Items listed in a dataset:
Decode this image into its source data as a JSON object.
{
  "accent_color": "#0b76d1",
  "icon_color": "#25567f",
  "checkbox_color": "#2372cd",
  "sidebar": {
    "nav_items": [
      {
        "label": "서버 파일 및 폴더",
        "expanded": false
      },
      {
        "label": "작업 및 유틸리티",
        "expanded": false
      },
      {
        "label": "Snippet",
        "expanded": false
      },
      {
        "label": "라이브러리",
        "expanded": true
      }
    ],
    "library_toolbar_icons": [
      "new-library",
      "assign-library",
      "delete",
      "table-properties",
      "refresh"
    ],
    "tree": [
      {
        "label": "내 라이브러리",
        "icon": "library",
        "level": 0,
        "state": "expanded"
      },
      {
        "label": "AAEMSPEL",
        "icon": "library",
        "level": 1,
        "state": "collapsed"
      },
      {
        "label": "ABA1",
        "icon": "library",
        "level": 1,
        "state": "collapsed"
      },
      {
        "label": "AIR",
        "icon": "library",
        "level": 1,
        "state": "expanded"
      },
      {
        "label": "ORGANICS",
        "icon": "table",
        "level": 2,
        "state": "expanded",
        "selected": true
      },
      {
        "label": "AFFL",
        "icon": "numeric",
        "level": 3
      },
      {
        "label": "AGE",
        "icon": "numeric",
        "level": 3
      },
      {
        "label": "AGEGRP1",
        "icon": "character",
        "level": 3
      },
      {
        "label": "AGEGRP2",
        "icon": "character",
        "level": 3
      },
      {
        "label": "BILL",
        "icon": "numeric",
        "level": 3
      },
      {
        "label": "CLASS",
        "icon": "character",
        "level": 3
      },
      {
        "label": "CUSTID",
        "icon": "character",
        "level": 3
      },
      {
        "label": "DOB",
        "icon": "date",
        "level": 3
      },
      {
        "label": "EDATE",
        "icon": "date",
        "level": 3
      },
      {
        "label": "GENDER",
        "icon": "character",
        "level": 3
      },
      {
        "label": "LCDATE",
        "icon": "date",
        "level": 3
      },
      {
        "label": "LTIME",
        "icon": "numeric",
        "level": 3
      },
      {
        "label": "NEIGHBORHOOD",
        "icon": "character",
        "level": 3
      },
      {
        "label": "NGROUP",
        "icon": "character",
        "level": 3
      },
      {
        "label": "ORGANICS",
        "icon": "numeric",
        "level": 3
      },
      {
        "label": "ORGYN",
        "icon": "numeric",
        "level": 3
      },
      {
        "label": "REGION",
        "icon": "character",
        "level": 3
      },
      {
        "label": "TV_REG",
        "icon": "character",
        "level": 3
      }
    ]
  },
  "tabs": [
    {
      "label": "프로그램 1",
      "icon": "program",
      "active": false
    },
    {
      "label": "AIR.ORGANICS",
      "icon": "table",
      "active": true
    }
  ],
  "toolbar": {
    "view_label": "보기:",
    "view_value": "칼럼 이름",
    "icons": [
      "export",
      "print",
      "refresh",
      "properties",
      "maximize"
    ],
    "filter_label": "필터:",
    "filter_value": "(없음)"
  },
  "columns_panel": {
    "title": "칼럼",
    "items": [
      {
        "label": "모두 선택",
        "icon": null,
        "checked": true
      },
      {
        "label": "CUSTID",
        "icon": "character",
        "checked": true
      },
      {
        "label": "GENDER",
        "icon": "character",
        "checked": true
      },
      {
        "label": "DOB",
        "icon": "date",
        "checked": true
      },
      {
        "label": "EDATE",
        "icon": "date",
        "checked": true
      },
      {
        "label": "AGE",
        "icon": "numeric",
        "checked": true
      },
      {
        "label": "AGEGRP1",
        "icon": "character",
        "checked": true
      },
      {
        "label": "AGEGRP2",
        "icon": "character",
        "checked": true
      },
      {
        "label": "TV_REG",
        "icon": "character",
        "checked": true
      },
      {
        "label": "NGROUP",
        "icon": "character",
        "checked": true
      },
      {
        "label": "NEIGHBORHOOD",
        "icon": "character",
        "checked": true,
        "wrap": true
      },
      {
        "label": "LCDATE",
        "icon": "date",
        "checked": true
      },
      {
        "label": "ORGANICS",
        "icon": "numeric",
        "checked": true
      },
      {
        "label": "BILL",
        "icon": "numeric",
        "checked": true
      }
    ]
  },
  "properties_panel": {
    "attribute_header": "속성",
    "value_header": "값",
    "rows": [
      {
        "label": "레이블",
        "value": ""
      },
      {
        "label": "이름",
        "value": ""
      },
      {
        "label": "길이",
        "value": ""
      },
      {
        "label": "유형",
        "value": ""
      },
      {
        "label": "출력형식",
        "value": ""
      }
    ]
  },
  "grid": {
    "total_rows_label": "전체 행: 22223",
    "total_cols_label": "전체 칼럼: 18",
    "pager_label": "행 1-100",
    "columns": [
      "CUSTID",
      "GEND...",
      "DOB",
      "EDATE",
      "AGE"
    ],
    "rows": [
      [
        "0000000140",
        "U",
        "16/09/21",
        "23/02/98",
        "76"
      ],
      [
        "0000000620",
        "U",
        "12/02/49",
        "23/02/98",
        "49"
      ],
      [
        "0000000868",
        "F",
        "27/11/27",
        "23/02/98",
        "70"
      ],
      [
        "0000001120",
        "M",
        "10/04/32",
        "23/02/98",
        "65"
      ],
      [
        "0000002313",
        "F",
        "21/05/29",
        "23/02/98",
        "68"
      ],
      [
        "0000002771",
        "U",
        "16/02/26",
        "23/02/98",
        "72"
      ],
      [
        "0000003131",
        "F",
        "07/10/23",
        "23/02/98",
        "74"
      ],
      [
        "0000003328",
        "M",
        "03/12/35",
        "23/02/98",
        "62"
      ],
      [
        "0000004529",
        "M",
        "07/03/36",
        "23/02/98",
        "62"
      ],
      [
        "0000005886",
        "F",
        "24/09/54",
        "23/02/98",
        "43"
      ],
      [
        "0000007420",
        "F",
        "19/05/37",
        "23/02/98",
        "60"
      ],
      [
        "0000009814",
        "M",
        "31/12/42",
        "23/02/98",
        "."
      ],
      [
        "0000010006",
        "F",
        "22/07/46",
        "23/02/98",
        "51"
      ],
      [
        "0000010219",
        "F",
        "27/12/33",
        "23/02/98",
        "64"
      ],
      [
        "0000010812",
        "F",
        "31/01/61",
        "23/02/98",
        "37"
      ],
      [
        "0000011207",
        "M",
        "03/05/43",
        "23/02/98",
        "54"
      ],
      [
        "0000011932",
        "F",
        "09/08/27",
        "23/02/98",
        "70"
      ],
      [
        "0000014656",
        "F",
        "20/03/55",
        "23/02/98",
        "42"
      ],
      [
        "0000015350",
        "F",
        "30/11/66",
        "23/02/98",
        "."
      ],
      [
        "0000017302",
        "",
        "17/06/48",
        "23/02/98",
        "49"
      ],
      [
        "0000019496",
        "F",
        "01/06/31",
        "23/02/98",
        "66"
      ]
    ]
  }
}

▸ To do
Print every record exactly as it was given.

▸ Full output
Decode this image into its source data as a JSON object.
{
  "accent_color": "#0b76d1",
  "icon_color": "#25567f",
  "checkbox_color": "#2372cd",
  "sidebar": {
    "nav_items": [
      {
        "label": "서버 파일 및 폴더",
        "expanded": false
      },
      {
        "label": "작업 및 유틸리티",
        "expanded": false
      },
      {
        "label": "Snippet",
        "expanded": false
      },
      {
        "label": "라이브러리",
        "expanded": true
      }
    ],
    "library_toolbar_icons": [
      "new-library",
      "assign-library",
      "delete",
      "table-properties",
      "refresh"
    ],
    "tree": [
      {
        "label": "내 라이브러리",
        "icon": "library",
        "level": 0,
        "state": "expanded"
      },
      {
        "label": "AAEMSPEL",
        "icon": "library",
        "level": 1,
        "state": "collapsed"
      },
      {
        "label": "ABA1",
        "icon": "library",
        "level": 1,
        "state": "collapsed"
      },
      {
        "label": "AIR",
        "icon": "library",
        "level": 1,
        "state": "expanded"
      },
      {
        "label": "ORGANICS",
        "icon": "table",
        "level": 2,
        "state": "expanded",
        "selected": true
      },
      {
        "label": "AFFL",
        "icon": "numeric",
        "level": 3
      },
      {
        "label": "AGE",
        "icon": "numeric",
        "level": 3
      },
      {
        "label": "AGEGRP1",
        "icon": "character",
        "level": 3
      },
      {
        "label": "AGEGRP2",
        "icon": "character",
        "level": 3
      },
      {
        "label": "BILL",
        "icon": "numeric",
        "level": 3
      },
      {
        "label": "CLASS",
        "icon": "character",
        "level": 3
      },
      {
        "label": "CUSTID",
        "icon": "character",
        "level": 3
      },
      {
        "label": "DOB",
        "icon": "date",
        "level": 3
      },
      {
        "label": "EDATE",
        "icon": "date",
        "level": 3
      },
      {
        "label": "GENDER",
        "icon": "character",
        "level": 3
      },
      {
        "label": "LCDATE",
        "icon": "date",
        "level": 3
      },
      {
        "label": "LTIME",
        "icon": "numeric",
        "level": 3
      },
      {
        "label": "NEIGHBORHOOD",
        "icon": "character",
        "level": 3
      },
      {
        "label": "NGROUP",
        "icon": "character",
        "level": 3
      },
      {
        "label": "ORGANICS",
        "icon": "numeric",
        "level": 3
      },
      {
        "label": "ORGYN",
        "icon": "numeric",
        "level": 3
      },
      {
        "label": "REGION",
        "icon": "character",
        "level": 3
      },
      {
        "label": "TV_REG",
        "icon": "character",
        "level": 3
      }
    ]
  },
  "tabs": [
    {
      "label": "프로그램 1",
      "icon": "program",
      "active": false
    },
    {
      "label": "AIR.ORGANICS",
      "icon": "table",
      "active": true
    }
  ],
  "toolbar": {
    "view_label": "보기:",
    "view_value": "칼럼 이름",
    "icons": [
      "export",
      "print",
      "refresh",
      "properties",
      "maximize"
    ],
    "filter_label": "필터:",
    "filter_value": "(없음)"
  },
  "columns_panel": {
    "title": "칼럼",
    "items": [
      {
        "label": "모두 선택",
        "icon": null,
        "checked": true
      },
      {
        "label": "CUSTID",
        "icon": "character",
        "checked": true
      },
      {
        "label": "GENDER",
        "icon": "character",
        "checked": true
      },
      {
        "label": "DOB",
        "icon": "date",
        "checked": true
      },
      {
        "label": "EDATE",
        "icon": "date",
        "checked": true
      },
      {
        "label": "AGE",
        "icon": "numeric",
        "checked": true
      },
      {
        "label": "AGEGRP1",
        "icon": "character",
        "checked": true
      },
      {
        "label": "AGEGRP2",
        "icon": "character",
        "checked": true
      },
      {
        "label": "TV_REG",
        "icon": "character",
        "checked": true
      },
      {
        "label": "NGROUP",
        "icon": "character",
        "checked": true
      },
      {
        "label": "NEIGHBORHOOD",
        "icon": "character",
        "checked": true,
        "wrap": true
      },
      {
        "label": "LCDATE",
        "icon": "date",
        "checked": true
      },
      {
        "label": "ORGANICS",
        "icon": "numeric",
        "checked": true
      },
      {
        "label": "BILL",
        "icon": "numeric",
        "checked": true
      }
    ]
  },
  "properties_panel": {
    "attribute_header": "속성",
    "value_header": "값",
    "rows": [
      {
        "label": "레이블",
        "value": ""
      },
      {
        "label": "이름",
        "value": ""
      },
      {
        "label": "길이",
        "value": ""
      },
      {
        "label": "유형",
        "value": ""
      },
      {
        "label": "출력형식",
        "value": ""
      }
    ]
  },
  "grid": {
    "total_rows_label": "전체 행: 22223",
    "total_cols_label": "전체 칼럼: 18",
    "pager_label": "행 1-100",
    "columns": [
      "CUSTID",
      "GEND...",
      "DOB",
      "EDATE",
      "AGE"
    ],
    "rows": [
      [
        "0000000140",
        "U",
        "16/09/21",
        "23/02/98",
        "76"
      ],
      [
        "0000000620",
        "U",
        "12/02/49",
        "23/02/98",
        "49"
      ],
      [
        "0000000868",
        "F",
        "27/11/27",
        "23/02/98",
        "70"
      ],
      [
        "0000001120",
        "M",
        "10/04/32",
        "23/02/98",
        "65"
      ],
      [
        "0000002313",
        "F",
        "21/05/29",
        "23/02/98",
        "68"
      ],
      [
        "0000002771",
        "U",
        "16/02/26",
        "23/02/98",
        "72"
      ],
      [
        "0000003131",
        "F",
        "07/10/23",
        "23/02/98",
        "74"
      ],
      [
        "0000003328",
        "M",
        "03/12/35",
        "23/02/98",
        "62"
      ],
      [
        "0000004529",
        "M",
        "07/03/36",
        "23/02/98",
        "62"
      ],
      [
        "0000005886",
        "F",
        "24/09/54",
        "23/02/98",
        "43"
      ],
      [
        "0000007420",
        "F",
        "19/05/37",
        "23/02/98",
        "60"
      ],
      [
        "0000009814",
        "M",
        "31/12/42",
        "23/02/98",
        "."
      ],
      [
        "0000010006",
        "F",
        "22/07/46",
        "23/02/98",
        "51"
      ],
      [
        "0000010219",
        "F",
        "27/12/33",
        "23/02/98",
        "64"
      ],
      [
        "0000010812",
        "F",
        "31/01/61",
        "23/02/98",
        "37"
      ],
      [
        "0000011207",
        "M",
        "03/05/43",
        "23/02/98",
        "54"
      ],
      [
        "0000011932",
        "F",
        "09/08/27",
        "23/02/98",
        "70"
      ],
      [
        "0000014656",
        "F",
        "20/03/55",
        "23/02/98",
        "42"
      ],
      [
        "0000015350",
        "F",
        "30/11/66",
        "23/02/98",
        "."
      ],
      [
        "0000017302",
        "",
        "17/06/48",
        "23/02/98",
        "49"
      ],
      [
        "0000019496",
        "F",
        "01/06/31",
        "23/02/98",
        "66"
      ]
    ]
  }
}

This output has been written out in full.